Your instructions ▸
Repeat exactly each line of the data provided below.
>> start Exercise inputs
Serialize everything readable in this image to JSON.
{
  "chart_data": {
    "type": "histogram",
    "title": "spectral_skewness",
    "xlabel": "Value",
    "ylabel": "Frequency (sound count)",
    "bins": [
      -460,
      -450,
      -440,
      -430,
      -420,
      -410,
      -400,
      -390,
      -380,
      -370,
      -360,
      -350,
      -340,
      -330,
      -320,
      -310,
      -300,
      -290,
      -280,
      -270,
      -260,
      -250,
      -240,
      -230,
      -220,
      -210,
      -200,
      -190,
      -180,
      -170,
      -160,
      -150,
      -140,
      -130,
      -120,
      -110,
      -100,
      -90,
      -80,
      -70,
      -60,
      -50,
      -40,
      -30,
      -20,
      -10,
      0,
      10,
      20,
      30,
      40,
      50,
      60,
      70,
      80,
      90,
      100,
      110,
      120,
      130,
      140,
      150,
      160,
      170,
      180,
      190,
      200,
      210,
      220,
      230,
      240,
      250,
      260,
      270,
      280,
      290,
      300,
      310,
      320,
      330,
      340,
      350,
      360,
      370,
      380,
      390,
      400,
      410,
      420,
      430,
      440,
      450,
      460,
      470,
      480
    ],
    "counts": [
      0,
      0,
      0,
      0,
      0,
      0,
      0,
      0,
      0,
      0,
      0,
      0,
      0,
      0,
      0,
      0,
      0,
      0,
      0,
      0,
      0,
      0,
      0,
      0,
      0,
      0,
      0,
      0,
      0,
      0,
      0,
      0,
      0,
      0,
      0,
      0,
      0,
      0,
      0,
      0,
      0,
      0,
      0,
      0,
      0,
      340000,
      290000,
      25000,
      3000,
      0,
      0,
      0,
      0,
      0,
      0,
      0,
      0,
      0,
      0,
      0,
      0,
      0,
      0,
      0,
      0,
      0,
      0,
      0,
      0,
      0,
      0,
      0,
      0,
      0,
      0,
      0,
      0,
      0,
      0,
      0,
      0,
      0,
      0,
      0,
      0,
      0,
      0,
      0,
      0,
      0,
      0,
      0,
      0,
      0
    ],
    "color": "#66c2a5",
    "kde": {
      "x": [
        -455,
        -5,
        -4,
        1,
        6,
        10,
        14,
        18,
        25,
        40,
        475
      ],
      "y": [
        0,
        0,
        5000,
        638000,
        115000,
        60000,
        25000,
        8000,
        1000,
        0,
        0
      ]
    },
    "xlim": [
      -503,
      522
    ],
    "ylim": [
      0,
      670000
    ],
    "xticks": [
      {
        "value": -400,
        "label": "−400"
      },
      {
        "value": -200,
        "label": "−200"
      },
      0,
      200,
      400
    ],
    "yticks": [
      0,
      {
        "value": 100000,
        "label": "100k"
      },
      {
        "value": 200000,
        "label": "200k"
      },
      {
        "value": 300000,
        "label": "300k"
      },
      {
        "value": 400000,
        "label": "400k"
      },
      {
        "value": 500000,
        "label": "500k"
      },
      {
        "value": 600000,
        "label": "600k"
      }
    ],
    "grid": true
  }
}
>> end Exercise inputs
Exercise response ▸
Serialize everything readable in this image to JSON.
{
  "chart_data": {
    "type": "histogram",
    "title": "spectral_skewness",
    "xlabel": "Value",
    "ylabel": "Frequency (sound count)",
    "bins": [
      -460,
      -450,
      -440,
      -430,
      -420,
      -410,
      -400,
      -390,
      -380,
      -370,
      -360,
      -350,
      -340,
      -330,
      -320,
      -310,
      -300,
      -290,
      -280,
      -270,
      -260,
      -250,
      -240,
      -230,
      -220,
      -210,
      -200,
      -190,
      -180,
      -170,
      -160,
      -150,
      -140,
      -130,
      -120,
      -110,
      -100,
      -90,
      -80,
      -70,
      -60,
      -50,
      -40,
      -30,
      -20,
      -10,
      0,
      10,
      20,
      30,
      40,
      50,
      60,
      70,
      80,
      90,
      100,
      110,
      120,
      130,
      140,
      150,
      160,
      170,
      180,
      190,
      200,
      210,
      220,
      230,
      240,
      250,
      260,
      270,
      280,
      290,
      300,
      310,
      320,
      330,
      340,
      350,
      360,
      370,
      380,
      390,
      400,
      410,
      420,
      430,
      440,
      450,
      460,
      470,
      480
    ],
    "counts": [
      0,
      0,
      0,
      0,
      0,
      0,
      0,
      0,
      0,
      0,
      0,
      0,
      0,
      0,
      0,
      0,
      0,
      0,
      0,
      0,
      0,
      0,
      0,
      0,
      0,
      0,
      0,
      0,
      0,
      0,
      0,
      0,
      0,
      0,
      0,
      0,
      0,
      0,
      0,
      0,
      0,
      0,
      0,
      0,
      0,
      340000,
      290000,
      25000,
      3000,
      0,
      0,
      0,
      0,
      0,
      0,
      0,
      0,
      0,
      0,
      0,
      0,
      0,
      0,
      0,
      0,
      0,
      0,
      0,
      0,
      0,
      0,
      0,
      0,
      0,
      0,
      0,
      0,
      0,
      0,
      0,
      0,
      0,
      0,
      0,
      0,
      0,
      0,
      0,
      0,
      0,
      0,
      0,
      0,
      0
    ],
    "color": "#66c2a5",
    "kde": {
      "x": [
        -455,
        -5,
        -4,
        1,
        6,
        10,
        14,
        18,
        25,
        40,
        475
      ],
      "y": [
        0,
        0,
        5000,
        638000,
        115000,
        60000,
        25000,
        8000,
        1000,
        0,
        0
      ]
    },
    "xlim": [
      -503,
      522
    ],
    "ylim": [
      0,
      670000
    ],
    "xticks": [
      {
        "value": -400,
        "label": "−400"
      },
      {
        "value": -200,
        "label": "−200"
      },
      0,
      200,
      400
    ],
    "yticks": [
      0,
      {
        "value": 100000,
        "label": "100k"
      },
      {
        "value": 200000,
        "label": "200k"
      },
      {
        "value": 300000,
        "label": "300k"
      },
      {
        "value": 400000,
        "label": "400k"
      },
      {
        "value": 500000,
        "label": "500k"
      },
      {
        "value": 600000,
        "label": "600k"
      }
    ],
    "grid": true
  }
}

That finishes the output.